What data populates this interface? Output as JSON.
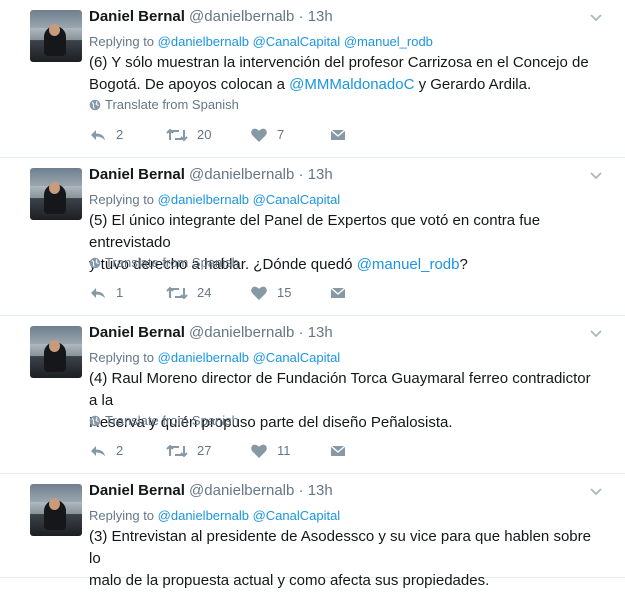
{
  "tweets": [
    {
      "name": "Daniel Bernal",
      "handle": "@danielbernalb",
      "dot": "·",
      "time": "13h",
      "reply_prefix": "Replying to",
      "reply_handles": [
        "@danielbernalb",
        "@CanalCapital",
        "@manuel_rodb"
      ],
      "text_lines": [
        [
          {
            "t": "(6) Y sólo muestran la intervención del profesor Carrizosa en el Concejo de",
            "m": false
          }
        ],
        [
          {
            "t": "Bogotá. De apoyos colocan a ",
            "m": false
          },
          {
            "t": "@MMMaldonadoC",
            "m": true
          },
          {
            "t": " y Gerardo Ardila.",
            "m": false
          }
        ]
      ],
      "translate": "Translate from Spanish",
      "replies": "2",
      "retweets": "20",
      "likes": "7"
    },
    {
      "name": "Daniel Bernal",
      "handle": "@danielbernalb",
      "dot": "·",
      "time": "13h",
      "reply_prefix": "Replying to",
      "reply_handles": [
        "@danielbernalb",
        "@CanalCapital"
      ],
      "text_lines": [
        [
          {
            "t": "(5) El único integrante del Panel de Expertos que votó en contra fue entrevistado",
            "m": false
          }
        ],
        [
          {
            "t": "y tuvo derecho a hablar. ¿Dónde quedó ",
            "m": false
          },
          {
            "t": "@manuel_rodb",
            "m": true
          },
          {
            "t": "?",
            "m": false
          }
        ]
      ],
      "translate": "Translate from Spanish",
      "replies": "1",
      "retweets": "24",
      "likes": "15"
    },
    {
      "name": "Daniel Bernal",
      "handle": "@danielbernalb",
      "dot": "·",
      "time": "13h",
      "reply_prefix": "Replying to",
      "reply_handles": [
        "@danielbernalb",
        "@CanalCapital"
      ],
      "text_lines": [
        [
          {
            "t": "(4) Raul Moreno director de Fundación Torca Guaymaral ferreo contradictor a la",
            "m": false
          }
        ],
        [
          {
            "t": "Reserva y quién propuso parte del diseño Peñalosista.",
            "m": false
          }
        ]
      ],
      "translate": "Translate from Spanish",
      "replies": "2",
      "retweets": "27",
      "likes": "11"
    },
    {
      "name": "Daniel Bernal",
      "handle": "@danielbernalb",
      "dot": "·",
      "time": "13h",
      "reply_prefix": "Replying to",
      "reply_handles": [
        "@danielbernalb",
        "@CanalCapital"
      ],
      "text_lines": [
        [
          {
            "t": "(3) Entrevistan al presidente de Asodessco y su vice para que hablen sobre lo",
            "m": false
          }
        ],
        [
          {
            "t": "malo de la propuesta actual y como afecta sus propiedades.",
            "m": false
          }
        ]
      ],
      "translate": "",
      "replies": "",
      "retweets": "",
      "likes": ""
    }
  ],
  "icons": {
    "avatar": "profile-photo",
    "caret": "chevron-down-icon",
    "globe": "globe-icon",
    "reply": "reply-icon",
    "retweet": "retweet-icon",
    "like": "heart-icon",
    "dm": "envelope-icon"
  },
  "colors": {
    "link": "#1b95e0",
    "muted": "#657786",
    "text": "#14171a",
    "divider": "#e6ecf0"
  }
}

******************************

Output the entries above exactly. Drop the pictures.

▶ _Written response_:
What data populates this interface? Output as JSON.
{
  "tweets": [
    {
      "name": "Daniel Bernal",
      "handle": "@danielbernalb",
      "dot": "·",
      "time": "13h",
      "reply_prefix": "Replying to",
      "reply_handles": [
        "@danielbernalb",
        "@CanalCapital",
        "@manuel_rodb"
      ],
      "text_lines": [
        [
          {
            "t": "(6) Y sólo muestran la intervención del profesor Carrizosa en el Concejo de",
            "m": false
          }
        ],
        [
          {
            "t": "Bogotá. De apoyos colocan a ",
            "m": false
          },
          {
            "t": "@MMMaldonadoC",
            "m": true
          },
          {
            "t": " y Gerardo Ardila.",
            "m": false
          }
        ]
      ],
      "translate": "Translate from Spanish",
      "replies": "2",
      "retweets": "20",
      "likes": "7"
    },
    {
      "name": "Daniel Bernal",
      "handle": "@danielbernalb",
      "dot": "·",
      "time": "13h",
      "reply_prefix": "Replying to",
      "reply_handles": [
        "@danielbernalb",
        "@CanalCapital"
      ],
      "text_lines": [
        [
          {
            "t": "(5) El único integrante del Panel de Expertos que votó en contra fue entrevistado",
            "m": false
          }
        ],
        [
          {
            "t": "y tuvo derecho a hablar. ¿Dónde quedó ",
            "m": false
          },
          {
            "t": "@manuel_rodb",
            "m": true
          },
          {
            "t": "?",
            "m": false
          }
        ]
      ],
      "translate": "Translate from Spanish",
      "replies": "1",
      "retweets": "24",
      "likes": "15"
    },
    {
      "name": "Daniel Bernal",
      "handle": "@danielbernalb",
      "dot": "·",
      "time": "13h",
      "reply_prefix": "Replying to",
      "reply_handles": [
        "@danielbernalb",
        "@CanalCapital"
      ],
      "text_lines": [
        [
          {
            "t": "(4) Raul Moreno director de Fundación Torca Guaymaral ferreo contradictor a la",
            "m": false
          }
        ],
        [
          {
            "t": "Reserva y quién propuso parte del diseño Peñalosista.",
            "m": false
          }
        ]
      ],
      "translate": "Translate from Spanish",
      "replies": "2",
      "retweets": "27",
      "likes": "11"
    },
    {
      "name": "Daniel Bernal",
      "handle": "@danielbernalb",
      "dot": "·",
      "time": "13h",
      "reply_prefix": "Replying to",
      "reply_handles": [
        "@danielbernalb",
        "@CanalCapital"
      ],
      "text_lines": [
        [
          {
            "t": "(3) Entrevistan al presidente de Asodessco y su vice para que hablen sobre lo",
            "m": false
          }
        ],
        [
          {
            "t": "malo de la propuesta actual y como afecta sus propiedades.",
            "m": false
          }
        ]
      ],
      "translate": "",
      "replies": "",
      "retweets": "",
      "likes": ""
    }
  ],
  "icons": {
    "avatar": "profile-photo",
    "caret": "chevron-down-icon",
    "globe": "globe-icon",
    "reply": "reply-icon",
    "retweet": "retweet-icon",
    "like": "heart-icon",
    "dm": "envelope-icon"
  },
  "colors": {
    "link": "#1b95e0",
    "muted": "#657786",
    "text": "#14171a",
    "divider": "#e6ecf0"
  }
}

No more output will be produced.